> **What the exercise asks**: Leave out the pictures and restate the rest of the data exactly.

----- Material -----

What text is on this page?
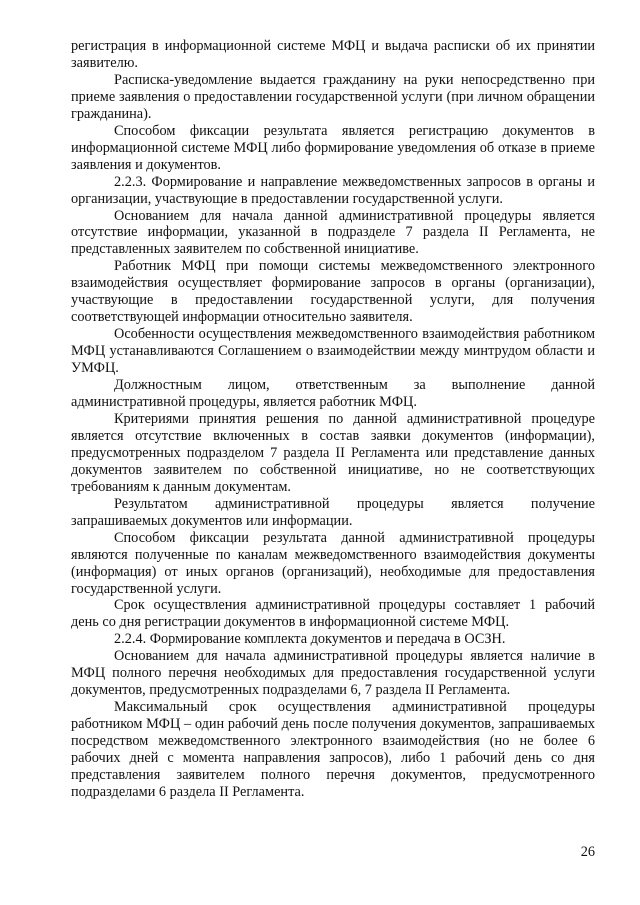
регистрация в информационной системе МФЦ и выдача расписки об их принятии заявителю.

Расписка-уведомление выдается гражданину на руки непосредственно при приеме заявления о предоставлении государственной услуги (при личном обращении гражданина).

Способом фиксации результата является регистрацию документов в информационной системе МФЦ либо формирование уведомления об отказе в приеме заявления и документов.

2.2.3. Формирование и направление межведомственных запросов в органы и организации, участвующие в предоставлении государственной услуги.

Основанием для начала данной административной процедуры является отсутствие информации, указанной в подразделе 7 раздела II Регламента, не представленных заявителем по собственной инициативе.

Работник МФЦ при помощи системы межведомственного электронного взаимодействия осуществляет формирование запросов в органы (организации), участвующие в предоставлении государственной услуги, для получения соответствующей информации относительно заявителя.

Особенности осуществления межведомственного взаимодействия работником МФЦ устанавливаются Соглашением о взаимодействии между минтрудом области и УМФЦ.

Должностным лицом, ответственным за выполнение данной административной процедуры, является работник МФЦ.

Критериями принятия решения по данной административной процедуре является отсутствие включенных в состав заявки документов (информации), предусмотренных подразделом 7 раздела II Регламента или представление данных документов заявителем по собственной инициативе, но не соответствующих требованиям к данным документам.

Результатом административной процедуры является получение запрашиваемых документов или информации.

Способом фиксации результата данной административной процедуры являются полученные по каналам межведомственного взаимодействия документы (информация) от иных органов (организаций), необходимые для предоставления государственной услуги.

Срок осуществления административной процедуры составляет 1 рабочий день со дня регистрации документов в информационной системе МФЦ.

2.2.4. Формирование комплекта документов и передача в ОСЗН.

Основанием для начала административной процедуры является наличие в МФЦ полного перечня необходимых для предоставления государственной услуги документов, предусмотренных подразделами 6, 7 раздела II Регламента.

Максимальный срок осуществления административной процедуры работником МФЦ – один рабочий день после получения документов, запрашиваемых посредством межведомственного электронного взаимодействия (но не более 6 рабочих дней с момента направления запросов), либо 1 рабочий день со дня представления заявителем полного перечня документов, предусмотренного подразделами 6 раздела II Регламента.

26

-----

> **Final result**:
What text is on this page?
регистрация в информационной системе МФЦ и выдача расписки об их принятии заявителю.

Расписка-уведомление выдается гражданину на руки непосредственно при приеме заявления о предоставлении государственной услуги (при личном обращении гражданина).

Способом фиксации результата является регистрацию документов в информационной системе МФЦ либо формирование уведомления об отказе в приеме заявления и документов.

2.2.3. Формирование и направление межведомственных запросов в органы и организации, участвующие в предоставлении государственной услуги.

Основанием для начала данной административной процедуры является отсутствие информации, указанной в подразделе 7 раздела II Регламента, не представленных заявителем по собственной инициативе.

Работник МФЦ при помощи системы межведомственного электронного взаимодействия осуществляет формирование запросов в органы (организации), участвующие в предоставлении государственной услуги, для получения соответствующей информации относительно заявителя.

Особенности осуществления межведомственного взаимодействия работником МФЦ устанавливаются Соглашением о взаимодействии между минтрудом области и УМФЦ.

Должностным лицом, ответственным за выполнение данной административной процедуры, является работник МФЦ.

Критериями принятия решения по данной административной процедуре является отсутствие включенных в состав заявки документов (информации), предусмотренных подразделом 7 раздела II Регламента или представление данных документов заявителем по собственной инициативе, но не соответствующих требованиям к данным документам.

Результатом административной процедуры является получение запрашиваемых документов или информации.

Способом фиксации результата данной административной процедуры являются полученные по каналам межведомственного взаимодействия документы (информация) от иных органов (организаций), необходимые для предоставления государственной услуги.

Срок осуществления административной процедуры составляет 1 рабочий день со дня регистрации документов в информационной системе МФЦ.

2.2.4. Формирование комплекта документов и передача в ОСЗН.

Основанием для начала административной процедуры является наличие в МФЦ полного перечня необходимых для предоставления государственной услуги документов, предусмотренных подразделами 6, 7 раздела II Регламента.

Максимальный срок осуществления административной процедуры работником МФЦ – один рабочий день после получения документов, запрашиваемых посредством межведомственного электронного взаимодействия (но не более 6 рабочих дней с момента направления запросов), либо 1 рабочий день со дня представления заявителем полного перечня документов, предусмотренного подразделами 6 раздела II Регламента.

26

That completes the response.